+++ Records for this exercise

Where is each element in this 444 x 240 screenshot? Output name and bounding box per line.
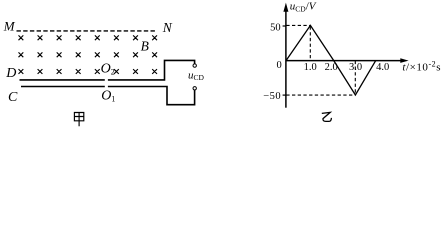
caption yi (Chinese: second) xyxy=(322,112,332,121)
y-axis with arrow xyxy=(285,11,287,108)
terminal bottom xyxy=(193,87,196,90)
svg-text:B: B xyxy=(141,39,149,54)
dashed guide at -50 level xyxy=(286,94,355,96)
svg-text:2.0: 2.0 xyxy=(325,62,338,73)
svg-text:50: 50 xyxy=(270,23,281,34)
caption jia (Chinese: first) xyxy=(74,113,83,127)
svg-text:t/×10-2s: t/×10-2s xyxy=(402,60,441,74)
svg-text:3.0: 3.0 xyxy=(349,62,362,73)
svg-text:0: 0 xyxy=(277,60,282,71)
tick and label -50 xyxy=(283,94,286,96)
tick and label 50 xyxy=(283,25,286,27)
svg-text:D: D xyxy=(5,66,16,81)
top rail D with output wire xyxy=(20,60,195,80)
x-axis with arrow xyxy=(286,60,402,62)
svg-text:M: M xyxy=(3,19,16,34)
dashed boundary line MN xyxy=(17,30,158,32)
svg-text:1.0: 1.0 xyxy=(304,62,317,73)
svg-text:C: C xyxy=(8,90,18,105)
terminal top xyxy=(193,64,196,67)
magnetic field region symbols (B into page) xyxy=(19,35,158,74)
dashed guide vertical at t=1.0 xyxy=(309,27,311,61)
bottom rail C with output wire xyxy=(21,87,195,105)
dashed guide vertical at t=3.0 xyxy=(354,61,356,95)
svg-text:4.0: 4.0 xyxy=(376,62,389,73)
waveform uCD(t) triangular xyxy=(286,25,376,95)
dashed guide at +50 level xyxy=(286,24,310,26)
svg-text:N: N xyxy=(162,20,173,35)
svg-text:−50: −50 xyxy=(263,91,281,102)
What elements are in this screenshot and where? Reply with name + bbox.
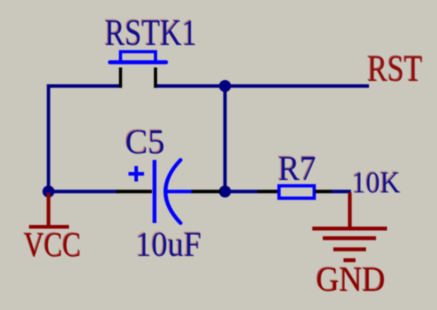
push button RSTK1: contact bar — [110, 60, 166, 64]
resistor R7: pin 1 (left, black) — [258, 190, 279, 193]
capacitor C5: negative curved plate — [166, 160, 181, 223]
svg-text:VCC: VCC — [24, 225, 81, 264]
ground symbol GND: bar 3 — [333, 247, 366, 251]
wire: VCC node to capacitor — [49, 190, 119, 193]
svg-text:GND: GND — [316, 260, 385, 299]
junction: node VCC (left) — [43, 186, 55, 198]
wire: capacitor to resistor — [220, 190, 258, 193]
svg-text:RST: RST — [368, 48, 423, 89]
resistor R7: body — [279, 186, 314, 198]
wire: top-left horizontal + left vertical (corner) — [49, 86, 123, 192]
svg-text:C5: C5 — [125, 123, 165, 162]
svg-text:R7: R7 — [278, 149, 316, 188]
push button RSTK1: pin 1 — [119, 68, 122, 88]
svg-text:RSTK1: RSTK1 — [105, 12, 197, 53]
ground symbol GND: bar 4 — [344, 258, 356, 262]
wire: resistor to GND corner — [331, 190, 351, 193]
ground symbol GND: stem — [348, 193, 352, 229]
push button RSTK1: actuator cap — [121, 52, 156, 62]
capacitor C5: pin - (right, black) — [192, 190, 222, 193]
junction: node RST (top) — [219, 80, 231, 92]
svg-text:10uF: 10uF — [136, 225, 202, 264]
push button RSTK1: pin 2 — [154, 68, 157, 88]
wire: middle vertical (node RST to cap node) — [223, 86, 226, 192]
junction: capacitor/resistor node — [219, 186, 231, 198]
power symbol VCC: bar — [29, 225, 69, 229]
wire: top horizontal to RST — [154, 84, 369, 87]
capacitor C5: pin + (left, black) — [117, 190, 153, 193]
power symbol VCC: stem — [47, 193, 51, 227]
resistor R7: pin 2 (right, black) — [315, 190, 332, 193]
svg-text:10K: 10K — [352, 165, 401, 200]
capacitor C5: plus sign — [129, 166, 145, 182]
capacitor C5: positive plate — [153, 160, 157, 223]
ground symbol GND: bar 2 — [323, 236, 376, 240]
ground symbol GND: bar 1 — [312, 227, 387, 231]
capacitor C5: stub from curved plate — [167, 190, 193, 193]
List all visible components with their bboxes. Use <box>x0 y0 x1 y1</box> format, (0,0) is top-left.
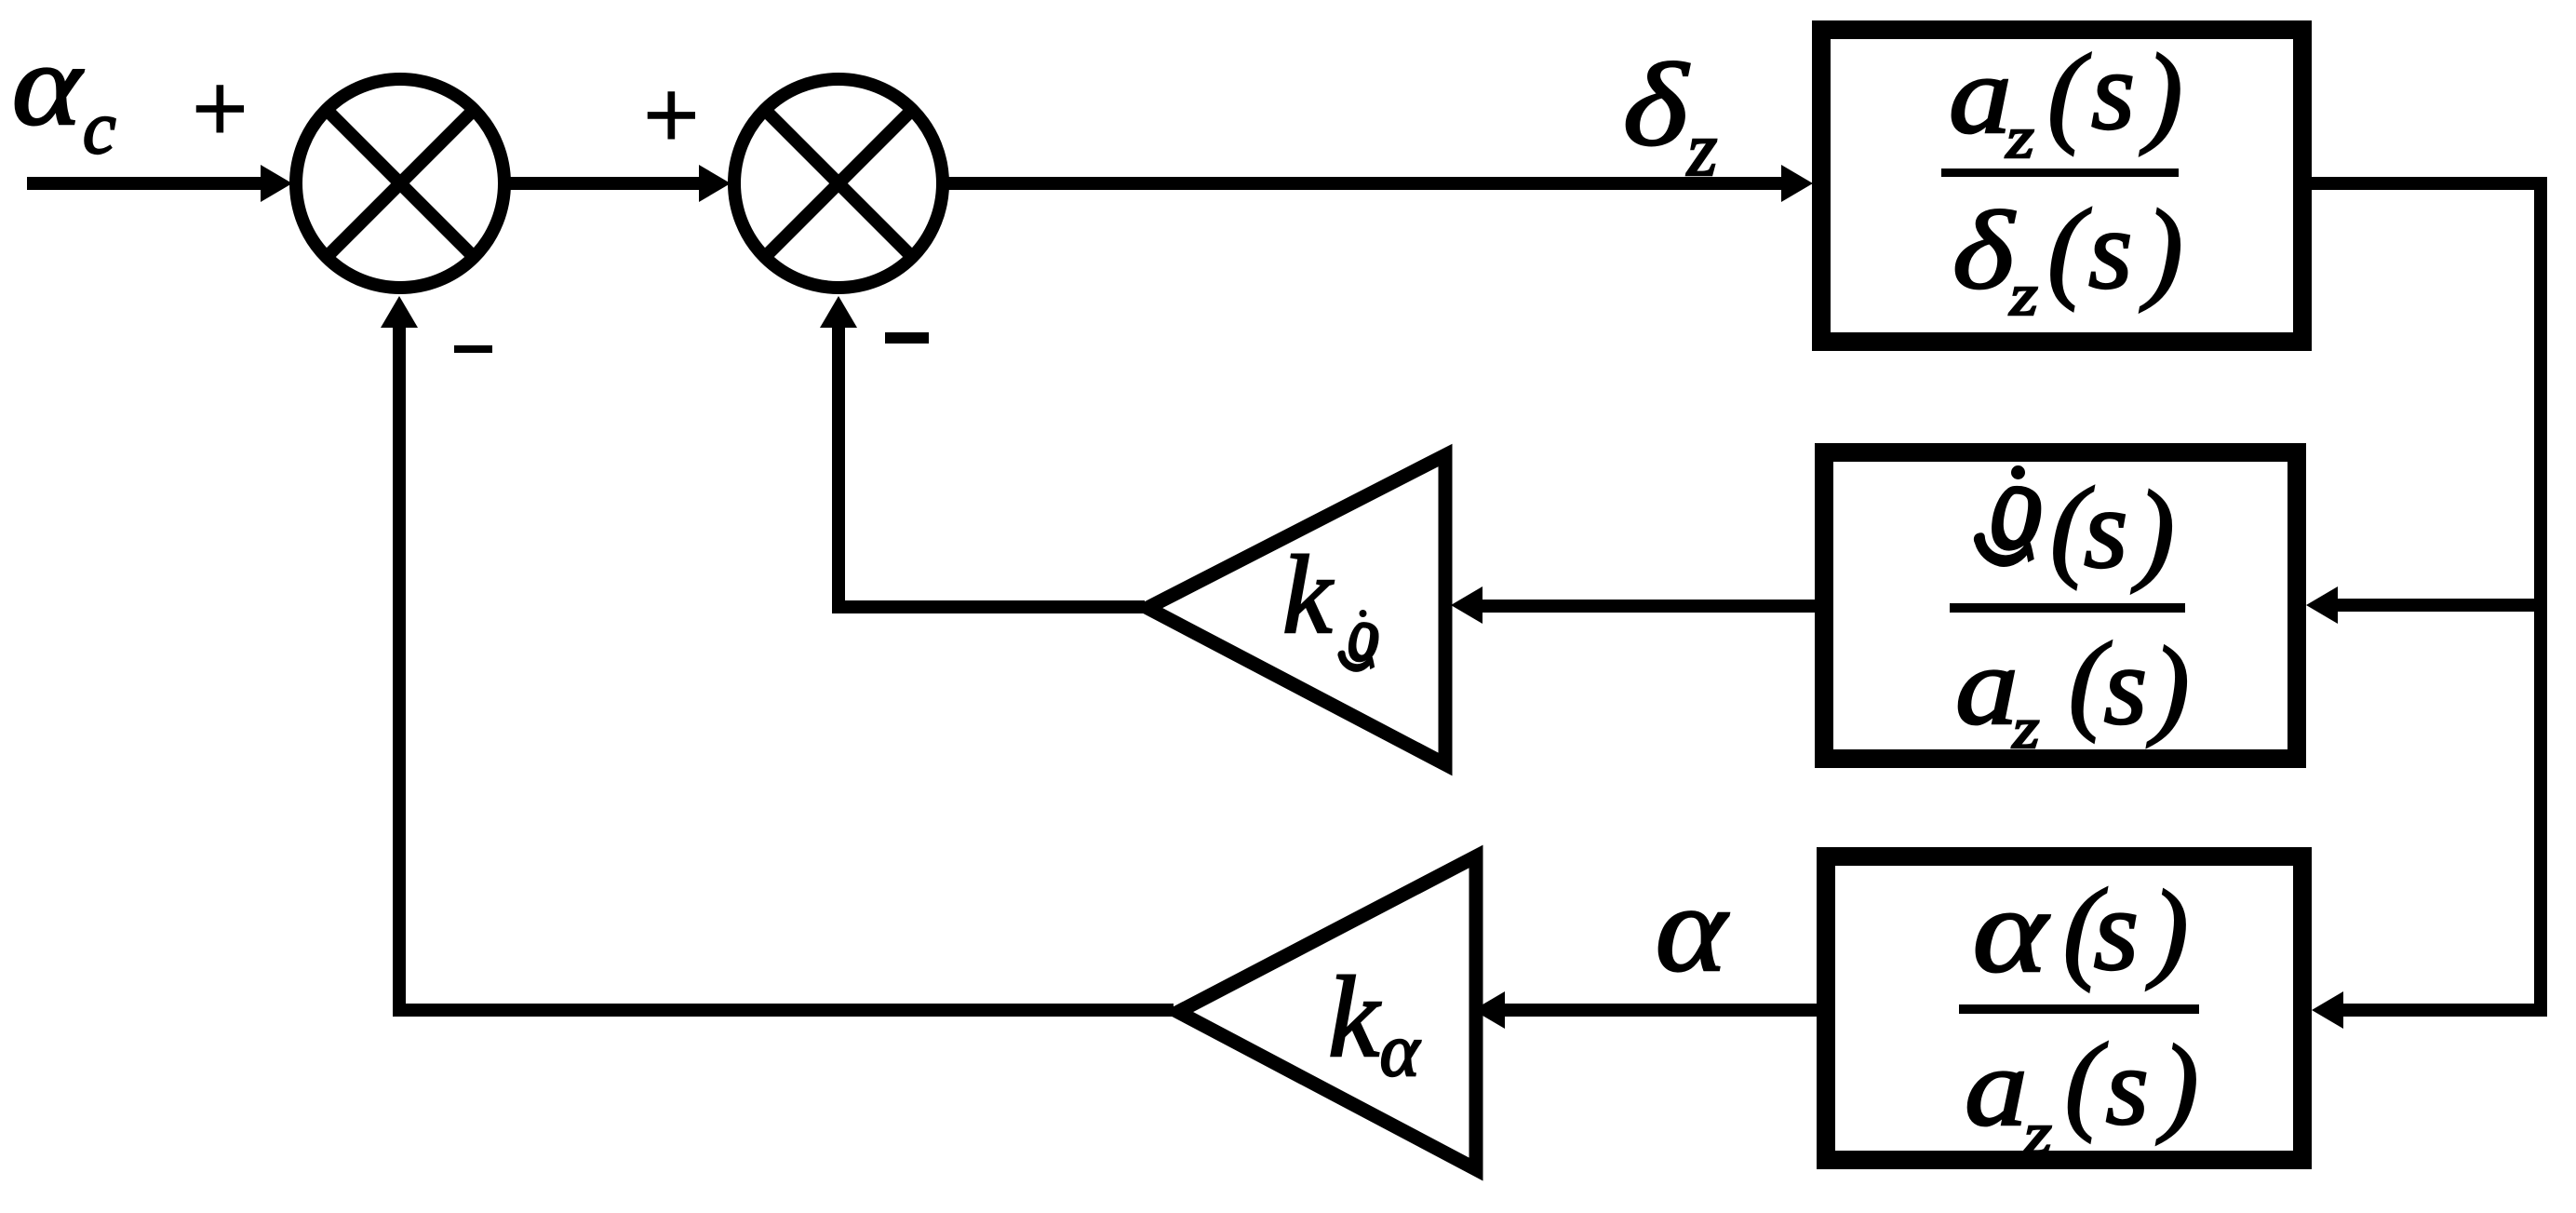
summing junction S1 (circle with X cross) <box>296 79 504 288</box>
wire: S2 to plant block B1, labelled delta_z <box>948 177 1783 190</box>
arrowhead into S2 <box>699 165 731 202</box>
wire: S1 to S2 <box>510 177 701 190</box>
wire: T1 output left then up into S2 (negative input) <box>839 328 1145 607</box>
svg-text:(: ( <box>2047 186 2091 312</box>
svg-text:s: s <box>2091 29 2135 154</box>
svg-text:k: k <box>1282 532 1335 656</box>
label k_thetadot inside T1 <box>1282 532 1377 671</box>
svg-text:): ) <box>2146 868 2189 991</box>
svg-text:z: z <box>2023 1101 2052 1167</box>
block B1: a_z(s)/delta_z(s) plant <box>1821 30 2302 342</box>
svg-text:(: ( <box>2065 1020 2108 1143</box>
block B3: alpha(s)/a_z(s) <box>1826 856 2302 1160</box>
wire: B2 to gain triangle T1 <box>1483 600 1815 613</box>
svg-text:): ) <box>2156 1022 2199 1145</box>
svg-text:z: z <box>2012 697 2040 761</box>
arrowhead into S1 <box>261 165 292 202</box>
svg-text:+: + <box>637 61 704 169</box>
svg-text:z: z <box>1686 106 1717 192</box>
fraction bar in B3 <box>1959 1004 2199 1014</box>
svg-text:s: s <box>2088 187 2132 313</box>
B3 denominator a_z(s) <box>1965 1020 2198 1166</box>
label alpha_c (input) <box>12 20 116 169</box>
arrowhead into B1 <box>1781 165 1813 202</box>
svg-text:α: α <box>1380 1008 1421 1092</box>
B1 denominator delta_z(s) <box>1952 186 2183 328</box>
arrowhead into T2 right edge <box>1473 991 1505 1029</box>
gain triangle T2: k_alpha <box>1178 856 1476 1169</box>
label delta_z on wire into B1 <box>1623 40 1718 192</box>
wire: T2 output left then up into S1 (negative input) <box>399 328 1174 1010</box>
svg-text:a: a <box>1955 624 2019 748</box>
arrowhead into T1 right edge <box>1451 586 1483 624</box>
fraction bar in B1 <box>1941 168 2179 177</box>
svg-text:(: ( <box>2047 32 2091 156</box>
svg-text:): ) <box>2140 32 2182 156</box>
svg-text:s: s <box>2104 624 2148 748</box>
label k_alpha inside T2 <box>1328 953 1421 1092</box>
svg-text:α: α <box>1972 863 2049 997</box>
arrowhead into B3 (feedback) <box>2312 991 2343 1029</box>
svg-text:): ) <box>2140 187 2183 313</box>
svg-text:): ) <box>2131 468 2175 594</box>
svg-text:α: α <box>12 20 84 150</box>
svg-text:a: a <box>1965 1025 2028 1149</box>
svg-text:z: z <box>2009 263 2038 329</box>
B2 denominator a_z(s) <box>1955 619 2190 761</box>
svg-text:c: c <box>83 88 116 169</box>
svg-text:+: + <box>186 54 252 163</box>
svg-text:δ: δ <box>1952 189 2016 313</box>
svg-text:z: z <box>2006 105 2034 171</box>
B1 numerator a_z(s) <box>1949 29 2182 170</box>
svg-text:s: s <box>2094 867 2140 995</box>
arrowhead up into S2 bottom <box>820 296 857 328</box>
wire: bus branch into middle block B2 <box>2338 599 2541 612</box>
B3 numerator alpha(s) <box>1972 863 2188 997</box>
svg-text:δ: δ <box>1623 40 1690 171</box>
minus sign at S1 <box>454 345 492 353</box>
svg-text:s: s <box>2084 466 2127 592</box>
minus sign at S2 <box>885 332 929 344</box>
B2 numerator thetadot(s) <box>1975 465 2175 594</box>
svg-text:α: α <box>1656 860 1730 997</box>
arrowhead into B2 (feedback) <box>2306 586 2338 624</box>
svg-text:a: a <box>1949 33 2012 156</box>
wire: B3 to gain triangle T2 <box>1505 1004 1817 1017</box>
gain triangle T1: k_thetadot <box>1147 455 1445 764</box>
summing junction S2 (circle with X cross) <box>734 79 943 288</box>
block B2: thetadot(s)/a_z(s) <box>1824 452 2297 759</box>
svg-text:s: s <box>2106 1025 2149 1148</box>
fraction bar in B2 <box>1950 603 2185 613</box>
wire: input alpha_c into summing junction S1 <box>27 177 262 190</box>
svg-text:): ) <box>2147 624 2190 748</box>
arrowhead up into S1 bottom <box>381 296 418 328</box>
wire: B1 output right, down the feedback bus, into B3 <box>2312 183 2541 1010</box>
svg-text:k: k <box>1328 953 1381 1081</box>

++++++

What you have to do: How many lines in the material above contain the string "plant", matching case exactly? Give only the number.

Result of the exercise: 2